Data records
· · ·
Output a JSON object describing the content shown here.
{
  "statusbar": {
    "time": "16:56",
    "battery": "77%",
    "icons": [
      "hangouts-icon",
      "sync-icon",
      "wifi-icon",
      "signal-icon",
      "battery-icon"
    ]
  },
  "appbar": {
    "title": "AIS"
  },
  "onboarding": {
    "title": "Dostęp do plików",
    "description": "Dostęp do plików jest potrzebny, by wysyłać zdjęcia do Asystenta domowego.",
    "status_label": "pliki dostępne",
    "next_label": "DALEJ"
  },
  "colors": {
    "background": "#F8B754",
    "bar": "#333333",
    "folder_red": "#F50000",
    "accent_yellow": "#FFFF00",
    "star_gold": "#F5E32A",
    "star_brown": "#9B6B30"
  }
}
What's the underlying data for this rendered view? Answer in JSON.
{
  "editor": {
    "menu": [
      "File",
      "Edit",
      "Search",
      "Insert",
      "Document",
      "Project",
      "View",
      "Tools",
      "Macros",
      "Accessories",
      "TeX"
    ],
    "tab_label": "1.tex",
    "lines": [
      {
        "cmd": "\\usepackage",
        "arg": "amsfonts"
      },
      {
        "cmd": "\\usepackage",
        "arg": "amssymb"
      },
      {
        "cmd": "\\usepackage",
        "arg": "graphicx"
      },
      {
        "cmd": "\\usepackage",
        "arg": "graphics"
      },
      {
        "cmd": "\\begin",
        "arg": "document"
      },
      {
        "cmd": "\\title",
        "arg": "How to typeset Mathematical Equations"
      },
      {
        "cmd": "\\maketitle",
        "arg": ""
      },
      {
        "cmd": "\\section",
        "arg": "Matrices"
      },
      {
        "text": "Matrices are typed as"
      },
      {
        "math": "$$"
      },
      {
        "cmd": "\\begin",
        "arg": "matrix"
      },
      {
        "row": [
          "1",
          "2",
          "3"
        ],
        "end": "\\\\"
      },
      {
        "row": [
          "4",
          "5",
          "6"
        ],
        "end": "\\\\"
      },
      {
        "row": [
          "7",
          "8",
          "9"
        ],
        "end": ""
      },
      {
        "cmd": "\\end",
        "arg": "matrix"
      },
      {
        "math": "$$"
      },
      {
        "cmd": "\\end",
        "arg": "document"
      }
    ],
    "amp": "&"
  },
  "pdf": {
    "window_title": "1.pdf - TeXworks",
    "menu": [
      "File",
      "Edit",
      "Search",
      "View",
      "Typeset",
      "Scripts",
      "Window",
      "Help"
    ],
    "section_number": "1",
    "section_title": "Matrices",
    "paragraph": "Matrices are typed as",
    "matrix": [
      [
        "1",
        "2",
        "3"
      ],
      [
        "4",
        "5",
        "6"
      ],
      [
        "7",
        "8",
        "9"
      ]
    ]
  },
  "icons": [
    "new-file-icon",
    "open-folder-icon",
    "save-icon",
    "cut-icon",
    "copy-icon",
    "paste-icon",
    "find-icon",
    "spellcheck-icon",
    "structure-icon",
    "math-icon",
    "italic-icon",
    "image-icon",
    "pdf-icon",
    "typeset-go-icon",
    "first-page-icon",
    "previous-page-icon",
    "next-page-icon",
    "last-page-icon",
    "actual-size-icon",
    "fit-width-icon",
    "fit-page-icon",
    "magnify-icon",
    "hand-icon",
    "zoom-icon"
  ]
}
· · ·
Retype every record above exactly as it appears.

Output a JSON object describing the content shown here.
{
  "statusbar": {
    "time": "16:56",
    "battery": "77%",
    "icons": [
      "hangouts-icon",
      "sync-icon",
      "wifi-icon",
      "signal-icon",
      "battery-icon"
    ]
  },
  "appbar": {
    "title": "AIS"
  },
  "onboarding": {
    "title": "Dostęp do plików",
    "description": "Dostęp do plików jest potrzebny, by wysyłać zdjęcia do Asystenta domowego.",
    "status_label": "pliki dostępne",
    "next_label": "DALEJ"
  },
  "colors": {
    "background": "#F8B754",
    "bar": "#333333",
    "folder_red": "#F50000",
    "accent_yellow": "#FFFF00",
    "star_gold": "#F5E32A",
    "star_brown": "#9B6B30"
  }
}
What's the underlying data for this rendered view? Answer in JSON.
{
  "editor": {
    "menu": [
      "File",
      "Edit",
      "Search",
      "Insert",
      "Document",
      "Project",
      "View",
      "Tools",
      "Macros",
      "Accessories",
      "TeX"
    ],
    "tab_label": "1.tex",
    "lines": [
      {
        "cmd": "\\usepackage",
        "arg": "amsfonts"
      },
      {
        "cmd": "\\usepackage",
        "arg": "amssymb"
      },
      {
        "cmd": "\\usepackage",
        "arg": "graphicx"
      },
      {
        "cmd": "\\usepackage",
        "arg": "graphics"
      },
      {
        "cmd": "\\begin",
        "arg": "document"
      },
      {
        "cmd": "\\title",
        "arg": "How to typeset Mathematical Equations"
      },
      {
        "cmd": "\\maketitle",
        "arg": ""
      },
      {
        "cmd": "\\section",
        "arg": "Matrices"
      },
      {
        "text": "Matrices are typed as"
      },
      {
        "math": "$$"
      },
      {
        "cmd": "\\begin",
        "arg": "matrix"
      },
      {
        "row": [
          "1",
          "2",
          "3"
        ],
        "end": "\\\\"
      },
      {
        "row": [
          "4",
          "5",
          "6"
        ],
        "end": "\\\\"
      },
      {
        "row": [
          "7",
          "8",
          "9"
        ],
        "end": ""
      },
      {
        "cmd": "\\end",
        "arg": "matrix"
      },
      {
        "math": "$$"
      },
      {
        "cmd": "\\end",
        "arg": "document"
      }
    ],
    "amp": "&"
  },
  "pdf": {
    "window_title": "1.pdf - TeXworks",
    "menu": [
      "File",
      "Edit",
      "Search",
      "View",
      "Typeset",
      "Scripts",
      "Window",
      "Help"
    ],
    "section_number": "1",
    "section_title": "Matrices",
    "paragraph": "Matrices are typed as",
    "matrix": [
      [
        "1",
        "2",
        "3"
      ],
      [
        "4",
        "5",
        "6"
      ],
      [
        "7",
        "8",
        "9"
      ]
    ]
  },
  "icons": [
    "new-file-icon",
    "open-folder-icon",
    "save-icon",
    "cut-icon",
    "copy-icon",
    "paste-icon",
    "find-icon",
    "spellcheck-icon",
    "structure-icon",
    "math-icon",
    "italic-icon",
    "image-icon",
    "pdf-icon",
    "typeset-go-icon",
    "first-page-icon",
    "previous-page-icon",
    "next-page-icon",
    "last-page-icon",
    "actual-size-icon",
    "fit-width-icon",
    "fit-page-icon",
    "magnify-icon",
    "hand-icon",
    "zoom-icon"
  ]
}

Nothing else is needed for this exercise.